■ **Rows**
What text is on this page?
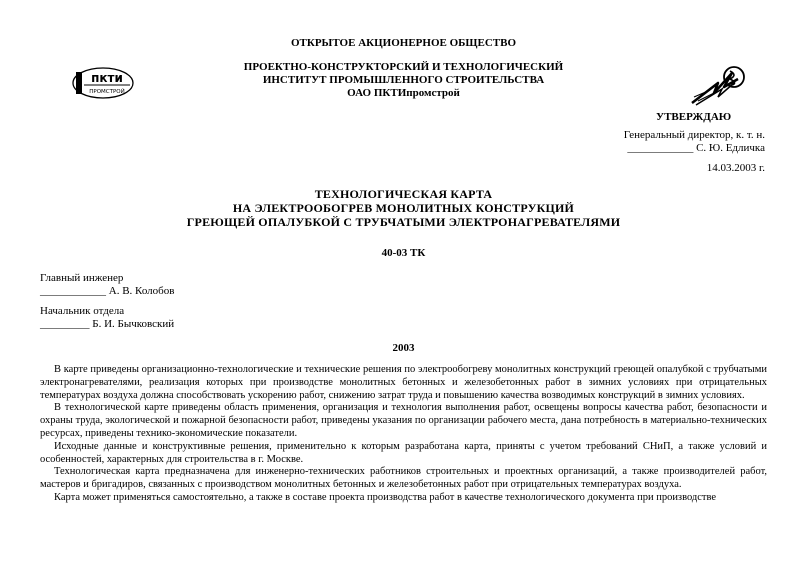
ОТКРЫТОЕ АКЦИОНЕРНОЕ ОБЩЕСТВО
ПРОЕКТНО-КОНСТРУКТОРСКИЙ И ТЕХНОЛОГИЧЕСКИЙ
ИНСТИТУТ ПРОМЫШЛЕННОГО СТРОИТЕЛЬСТВА
ОАО ПКТИпромстрой
пкти
ПРОМСТРОЙ
УТВЕРЖДАЮ
Генеральный директор, к. т. н.
____________ С. Ю. Едличка
14.03.2003 г.
ТЕХНОЛОГИЧЕСКАЯ КАРТА
НА ЭЛЕКТРООБОГРЕВ МОНОЛИТНЫХ КОНСТРУКЦИЙ
ГРЕЮЩЕЙ ОПАЛУБКОЙ С ТРУБЧАТЫМИ ЭЛЕКТРОНАГРЕВАТЕЛЯМИ
40-03 ТК
Главный инженер
____________ А. В. Колобов
Начальник отдела
_________ Б. И. Бычковский
2003

В карте приведены организационно-технологические и технические решения по электрообогреву монолитных конструкций греющей опалубкой с трубчатыми электронагревателями, реализация которых при производстве монолитных бетонных и железобетонных работ в зимних условиях при отрицательных температурах воздуха должна способствовать ускорению работ, снижению затрат труда и повышению качества возводимых конструкций в зимних условиях.

В технологической карте приведены область применения, организация и технология выполнения работ, освещены вопросы качества работ, безопасности и охраны труда, экологической и пожарной безопасности работ, приведены указания по организации рабочего места, дана потребность в материально-технических ресурсах, приведены технико-экономические показатели.

Исходные данные и конструктивные решения, применительно к которым разработана карта, приняты с учетом требований СНиП, а также условий и особенностей, характерных для строительства в г. Москве.

Технологическая карта предназначена для инженерно-технических работников строительных и проектных организаций, а также производителей работ, мастеров и бригадиров, связанных с производством монолитных бетонных и железобетонных работ при отрицательных температурах воздуха.

Карта может применяться самостоятельно, а также в составе проекта производства работ в качестве технологического документа при производстве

■ **Task goal**
All of the data above should be quoted exactly, except for the pictures.

■ **Correct response**
What text is on this page?
ОТКРЫТОЕ АКЦИОНЕРНОЕ ОБЩЕСТВО
ПРОЕКТНО-КОНСТРУКТОРСКИЙ И ТЕХНОЛОГИЧЕСКИЙ
ИНСТИТУТ ПРОМЫШЛЕННОГО СТРОИТЕЛЬСТВА
ОАО ПКТИпромстрой
пкти
ПРОМСТРОЙ
УТВЕРЖДАЮ
Генеральный директор, к. т. н.
____________ С. Ю. Едличка
14.03.2003 г.
ТЕХНОЛОГИЧЕСКАЯ КАРТА
НА ЭЛЕКТРООБОГРЕВ МОНОЛИТНЫХ КОНСТРУКЦИЙ
ГРЕЮЩЕЙ ОПАЛУБКОЙ С ТРУБЧАТЫМИ ЭЛЕКТРОНАГРЕВАТЕЛЯМИ
40-03 ТК
Главный инженер
____________ А. В. Колобов
Начальник отдела
_________ Б. И. Бычковский
2003

В карте приведены организационно-технологические и технические решения по электрообогреву монолитных конструкций греющей опалубкой с трубчатыми электронагревателями, реализация которых при производстве монолитных бетонных и железобетонных работ в зимних условиях при отрицательных температурах воздуха должна способствовать ускорению работ, снижению затрат труда и повышению качества возводимых конструкций в зимних условиях.

В технологической карте приведены область применения, организация и технология выполнения работ, освещены вопросы качества работ, безопасности и охраны труда, экологической и пожарной безопасности работ, приведены указания по организации рабочего места, дана потребность в материально-технических ресурсах, приведены технико-экономические показатели.

Исходные данные и конструктивные решения, применительно к которым разработана карта, приняты с учетом требований СНиП, а также условий и особенностей, характерных для строительства в г. Москве.

Технологическая карта предназначена для инженерно-технических работников строительных и проектных организаций, а также производителей работ, мастеров и бригадиров, связанных с производством монолитных бетонных и железобетонных работ при отрицательных температурах воздуха.

Карта может применяться самостоятельно, а также в составе проекта производства работ в качестве технологического документа при производстве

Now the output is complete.